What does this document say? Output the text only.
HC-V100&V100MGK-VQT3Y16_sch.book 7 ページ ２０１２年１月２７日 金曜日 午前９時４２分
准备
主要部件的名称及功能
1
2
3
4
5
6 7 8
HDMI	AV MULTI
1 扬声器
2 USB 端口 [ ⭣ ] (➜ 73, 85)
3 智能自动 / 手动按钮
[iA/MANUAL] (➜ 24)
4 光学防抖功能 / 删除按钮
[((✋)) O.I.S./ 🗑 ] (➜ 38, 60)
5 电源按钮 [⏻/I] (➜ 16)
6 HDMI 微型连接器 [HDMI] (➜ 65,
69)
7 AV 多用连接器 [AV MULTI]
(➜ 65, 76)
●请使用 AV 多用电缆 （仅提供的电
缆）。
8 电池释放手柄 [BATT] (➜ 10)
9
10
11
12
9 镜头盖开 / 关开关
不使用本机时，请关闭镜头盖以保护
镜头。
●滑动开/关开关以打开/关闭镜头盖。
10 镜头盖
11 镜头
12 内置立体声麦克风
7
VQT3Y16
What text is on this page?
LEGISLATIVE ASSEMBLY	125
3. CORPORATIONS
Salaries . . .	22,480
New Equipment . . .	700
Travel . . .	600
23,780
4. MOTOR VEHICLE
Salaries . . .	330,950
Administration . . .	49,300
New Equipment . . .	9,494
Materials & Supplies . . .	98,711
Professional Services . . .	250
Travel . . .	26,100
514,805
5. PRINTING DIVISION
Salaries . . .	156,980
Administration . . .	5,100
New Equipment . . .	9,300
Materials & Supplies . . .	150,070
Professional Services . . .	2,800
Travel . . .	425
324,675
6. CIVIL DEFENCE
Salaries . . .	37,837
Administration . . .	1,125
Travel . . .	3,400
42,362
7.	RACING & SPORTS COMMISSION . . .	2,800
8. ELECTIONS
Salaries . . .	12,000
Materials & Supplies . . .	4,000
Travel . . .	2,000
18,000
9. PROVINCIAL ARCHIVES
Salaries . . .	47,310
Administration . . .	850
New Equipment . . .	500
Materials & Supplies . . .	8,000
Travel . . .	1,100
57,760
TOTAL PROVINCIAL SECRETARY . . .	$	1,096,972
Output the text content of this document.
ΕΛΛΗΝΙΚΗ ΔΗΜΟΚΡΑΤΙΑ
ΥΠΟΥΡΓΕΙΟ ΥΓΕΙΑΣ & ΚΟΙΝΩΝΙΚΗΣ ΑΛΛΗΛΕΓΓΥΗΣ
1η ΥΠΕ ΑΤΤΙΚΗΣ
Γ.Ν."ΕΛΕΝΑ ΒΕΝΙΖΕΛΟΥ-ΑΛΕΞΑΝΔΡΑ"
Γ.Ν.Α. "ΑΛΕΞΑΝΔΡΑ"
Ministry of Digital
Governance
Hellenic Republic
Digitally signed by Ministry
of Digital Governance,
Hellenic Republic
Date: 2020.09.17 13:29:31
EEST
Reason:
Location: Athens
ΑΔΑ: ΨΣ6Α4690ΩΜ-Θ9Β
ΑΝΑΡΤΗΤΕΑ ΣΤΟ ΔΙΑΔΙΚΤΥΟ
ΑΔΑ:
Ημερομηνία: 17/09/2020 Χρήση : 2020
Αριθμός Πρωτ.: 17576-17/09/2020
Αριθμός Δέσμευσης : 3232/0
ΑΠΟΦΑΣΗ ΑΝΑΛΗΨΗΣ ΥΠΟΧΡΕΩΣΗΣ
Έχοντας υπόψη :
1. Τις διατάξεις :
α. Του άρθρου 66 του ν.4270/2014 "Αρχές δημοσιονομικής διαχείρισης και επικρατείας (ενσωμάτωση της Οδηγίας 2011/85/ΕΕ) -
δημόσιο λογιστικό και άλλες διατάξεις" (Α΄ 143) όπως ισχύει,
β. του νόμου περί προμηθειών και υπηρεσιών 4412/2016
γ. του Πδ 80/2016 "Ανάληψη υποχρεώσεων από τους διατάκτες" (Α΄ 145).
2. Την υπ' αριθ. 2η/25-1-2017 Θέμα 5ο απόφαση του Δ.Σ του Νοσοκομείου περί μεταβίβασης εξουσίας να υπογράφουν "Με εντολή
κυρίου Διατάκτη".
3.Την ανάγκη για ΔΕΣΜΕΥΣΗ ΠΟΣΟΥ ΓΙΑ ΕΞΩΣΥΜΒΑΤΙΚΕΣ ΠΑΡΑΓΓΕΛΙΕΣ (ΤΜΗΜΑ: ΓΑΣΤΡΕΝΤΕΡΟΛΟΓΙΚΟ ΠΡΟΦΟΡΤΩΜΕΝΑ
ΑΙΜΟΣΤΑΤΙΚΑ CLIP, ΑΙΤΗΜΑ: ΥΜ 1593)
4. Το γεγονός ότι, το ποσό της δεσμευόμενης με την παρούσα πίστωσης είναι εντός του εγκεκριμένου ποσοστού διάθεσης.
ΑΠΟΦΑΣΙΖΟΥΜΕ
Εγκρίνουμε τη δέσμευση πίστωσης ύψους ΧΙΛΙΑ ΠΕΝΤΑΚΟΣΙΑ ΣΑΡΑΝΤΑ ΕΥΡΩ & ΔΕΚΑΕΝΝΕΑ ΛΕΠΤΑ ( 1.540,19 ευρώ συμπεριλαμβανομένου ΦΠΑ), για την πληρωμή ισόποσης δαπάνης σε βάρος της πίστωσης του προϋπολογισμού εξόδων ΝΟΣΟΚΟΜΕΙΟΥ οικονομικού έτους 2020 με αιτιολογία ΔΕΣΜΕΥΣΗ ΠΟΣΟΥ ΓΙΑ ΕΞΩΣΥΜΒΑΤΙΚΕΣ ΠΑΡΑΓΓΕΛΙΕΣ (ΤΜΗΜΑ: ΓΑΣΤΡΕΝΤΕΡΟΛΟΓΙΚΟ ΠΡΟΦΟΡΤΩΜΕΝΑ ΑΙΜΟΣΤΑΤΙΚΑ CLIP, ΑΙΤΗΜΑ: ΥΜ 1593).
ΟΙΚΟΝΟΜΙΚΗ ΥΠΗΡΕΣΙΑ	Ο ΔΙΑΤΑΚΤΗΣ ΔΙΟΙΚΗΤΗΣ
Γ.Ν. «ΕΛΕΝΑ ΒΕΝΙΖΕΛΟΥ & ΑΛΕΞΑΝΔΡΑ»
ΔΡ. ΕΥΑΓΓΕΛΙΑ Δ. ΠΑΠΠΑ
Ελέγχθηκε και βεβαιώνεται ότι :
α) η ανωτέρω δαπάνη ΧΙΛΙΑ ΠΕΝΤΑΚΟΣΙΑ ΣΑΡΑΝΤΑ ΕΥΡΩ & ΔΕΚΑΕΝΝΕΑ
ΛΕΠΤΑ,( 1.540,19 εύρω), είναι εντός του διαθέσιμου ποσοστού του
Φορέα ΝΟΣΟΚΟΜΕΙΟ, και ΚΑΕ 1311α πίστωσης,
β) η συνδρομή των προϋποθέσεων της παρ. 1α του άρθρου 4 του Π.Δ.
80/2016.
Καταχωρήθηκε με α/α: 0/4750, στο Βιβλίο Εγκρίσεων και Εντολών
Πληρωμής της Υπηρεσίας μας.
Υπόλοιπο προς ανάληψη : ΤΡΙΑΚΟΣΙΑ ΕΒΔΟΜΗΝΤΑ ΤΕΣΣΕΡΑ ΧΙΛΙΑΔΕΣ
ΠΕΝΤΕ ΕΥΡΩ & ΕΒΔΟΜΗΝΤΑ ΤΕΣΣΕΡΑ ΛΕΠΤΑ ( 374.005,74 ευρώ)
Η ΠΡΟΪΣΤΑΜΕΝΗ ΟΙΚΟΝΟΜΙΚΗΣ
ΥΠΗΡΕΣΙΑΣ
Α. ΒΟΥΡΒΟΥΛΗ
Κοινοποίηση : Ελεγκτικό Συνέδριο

▸ Aim: Show all lines in the entries above where the string "ΑΛΕΞΑΝΔΡΑ" appears.

▸ Answer for the task:
Γ.Ν."ΕΛΕΝΑ ΒΕΝΙΖΕΛΟΥ-ΑΛΕΞΑΝΔΡΑ"
Γ.Ν.Α. "ΑΛΕΞΑΝΔΡΑ"
Γ.Ν. «ΕΛΕΝΑ ΒΕΝΙΖΕΛΟΥ & ΑΛΕΞΑΝΔΡΑ»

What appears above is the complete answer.